Your goal:
Where a line in the listing contains the string "JSON", copy that line out.

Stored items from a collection
--- Begin ---

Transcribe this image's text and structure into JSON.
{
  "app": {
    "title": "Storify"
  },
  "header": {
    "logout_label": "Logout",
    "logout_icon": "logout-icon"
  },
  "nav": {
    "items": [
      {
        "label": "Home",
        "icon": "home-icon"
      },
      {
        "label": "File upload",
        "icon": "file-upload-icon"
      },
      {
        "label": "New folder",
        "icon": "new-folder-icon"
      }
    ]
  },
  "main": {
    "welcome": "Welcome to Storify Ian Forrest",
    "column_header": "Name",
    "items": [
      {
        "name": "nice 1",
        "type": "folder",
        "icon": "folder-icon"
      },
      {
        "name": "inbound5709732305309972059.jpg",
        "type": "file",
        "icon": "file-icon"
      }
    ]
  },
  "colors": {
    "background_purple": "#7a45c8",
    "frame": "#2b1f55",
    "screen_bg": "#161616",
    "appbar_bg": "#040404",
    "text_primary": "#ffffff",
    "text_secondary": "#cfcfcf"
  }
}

--- End ---
--- Begin ---

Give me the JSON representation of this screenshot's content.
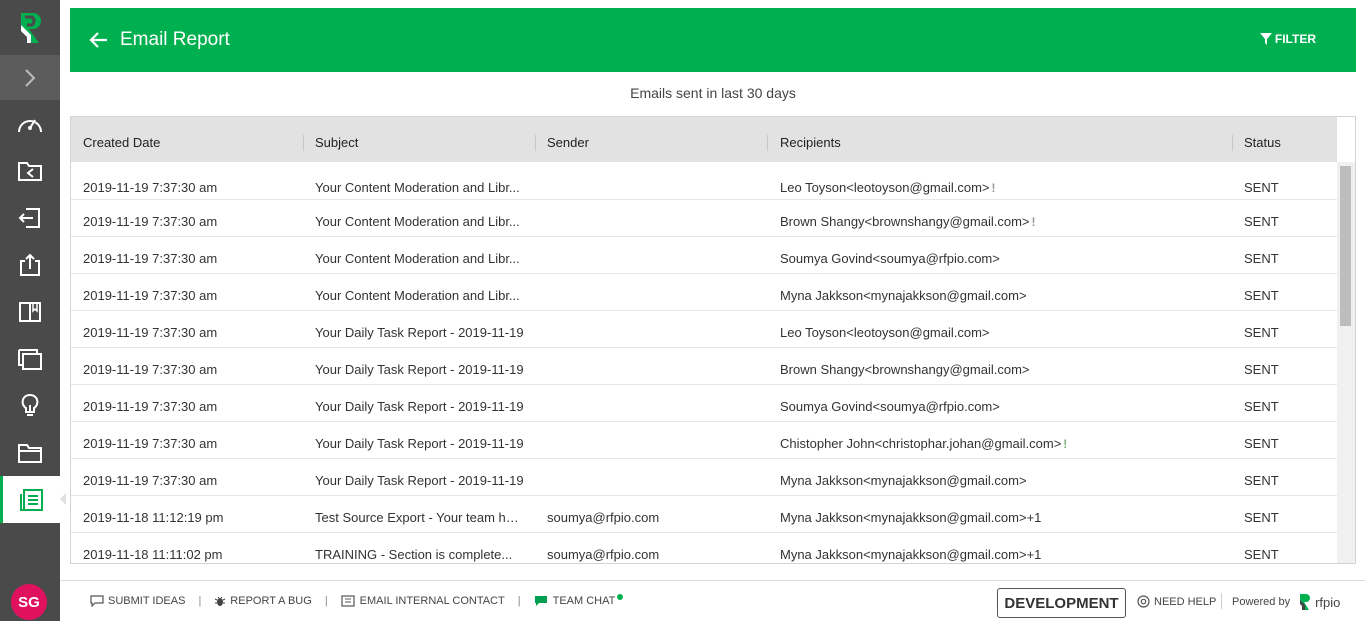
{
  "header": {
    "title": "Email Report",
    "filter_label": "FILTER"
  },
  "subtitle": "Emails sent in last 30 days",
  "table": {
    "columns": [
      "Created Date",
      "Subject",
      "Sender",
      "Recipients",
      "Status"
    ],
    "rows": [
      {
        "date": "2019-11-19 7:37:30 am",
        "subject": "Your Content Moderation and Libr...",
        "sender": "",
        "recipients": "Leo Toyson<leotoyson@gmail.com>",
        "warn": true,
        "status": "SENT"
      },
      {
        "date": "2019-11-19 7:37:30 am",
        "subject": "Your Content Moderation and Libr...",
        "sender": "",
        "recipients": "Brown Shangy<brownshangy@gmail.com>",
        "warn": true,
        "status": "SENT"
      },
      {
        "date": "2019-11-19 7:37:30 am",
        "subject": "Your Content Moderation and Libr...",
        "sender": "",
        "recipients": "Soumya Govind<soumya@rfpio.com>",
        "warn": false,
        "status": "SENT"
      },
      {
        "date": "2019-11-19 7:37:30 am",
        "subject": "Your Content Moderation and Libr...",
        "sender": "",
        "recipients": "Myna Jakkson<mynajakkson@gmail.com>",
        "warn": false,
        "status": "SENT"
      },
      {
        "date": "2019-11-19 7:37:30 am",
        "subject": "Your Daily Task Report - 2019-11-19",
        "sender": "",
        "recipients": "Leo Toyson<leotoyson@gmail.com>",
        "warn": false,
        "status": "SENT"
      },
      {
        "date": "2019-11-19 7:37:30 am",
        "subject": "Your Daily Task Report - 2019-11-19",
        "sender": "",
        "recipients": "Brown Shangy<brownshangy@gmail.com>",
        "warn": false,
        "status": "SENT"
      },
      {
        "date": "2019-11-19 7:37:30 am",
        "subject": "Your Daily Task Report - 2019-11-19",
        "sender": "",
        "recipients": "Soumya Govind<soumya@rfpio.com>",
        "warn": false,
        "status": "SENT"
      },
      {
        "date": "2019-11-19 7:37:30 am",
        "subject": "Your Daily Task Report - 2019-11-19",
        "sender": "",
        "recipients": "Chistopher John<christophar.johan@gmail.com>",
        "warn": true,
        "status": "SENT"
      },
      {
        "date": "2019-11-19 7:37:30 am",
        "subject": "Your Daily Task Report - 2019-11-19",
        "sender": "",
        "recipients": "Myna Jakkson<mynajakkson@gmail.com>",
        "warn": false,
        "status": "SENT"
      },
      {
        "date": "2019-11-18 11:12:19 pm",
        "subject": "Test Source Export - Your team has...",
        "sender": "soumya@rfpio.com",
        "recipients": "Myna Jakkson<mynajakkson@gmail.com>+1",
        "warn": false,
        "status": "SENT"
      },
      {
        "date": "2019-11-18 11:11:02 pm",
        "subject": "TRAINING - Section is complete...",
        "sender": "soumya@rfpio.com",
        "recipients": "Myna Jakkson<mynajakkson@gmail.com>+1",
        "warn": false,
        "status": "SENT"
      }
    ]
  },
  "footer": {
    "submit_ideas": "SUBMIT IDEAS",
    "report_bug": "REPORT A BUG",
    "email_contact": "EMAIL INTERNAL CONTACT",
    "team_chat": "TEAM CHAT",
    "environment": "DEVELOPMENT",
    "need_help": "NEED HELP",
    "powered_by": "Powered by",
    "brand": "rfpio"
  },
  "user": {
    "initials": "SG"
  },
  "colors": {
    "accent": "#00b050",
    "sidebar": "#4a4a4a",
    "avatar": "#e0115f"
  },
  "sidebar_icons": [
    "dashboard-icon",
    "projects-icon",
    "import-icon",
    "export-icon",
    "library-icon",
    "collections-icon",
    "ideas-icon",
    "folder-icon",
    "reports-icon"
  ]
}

--- End ---

Solution for this exercise:
Transcribe this image's text and structure into JSON.
Give me the JSON representation of this screenshot's content.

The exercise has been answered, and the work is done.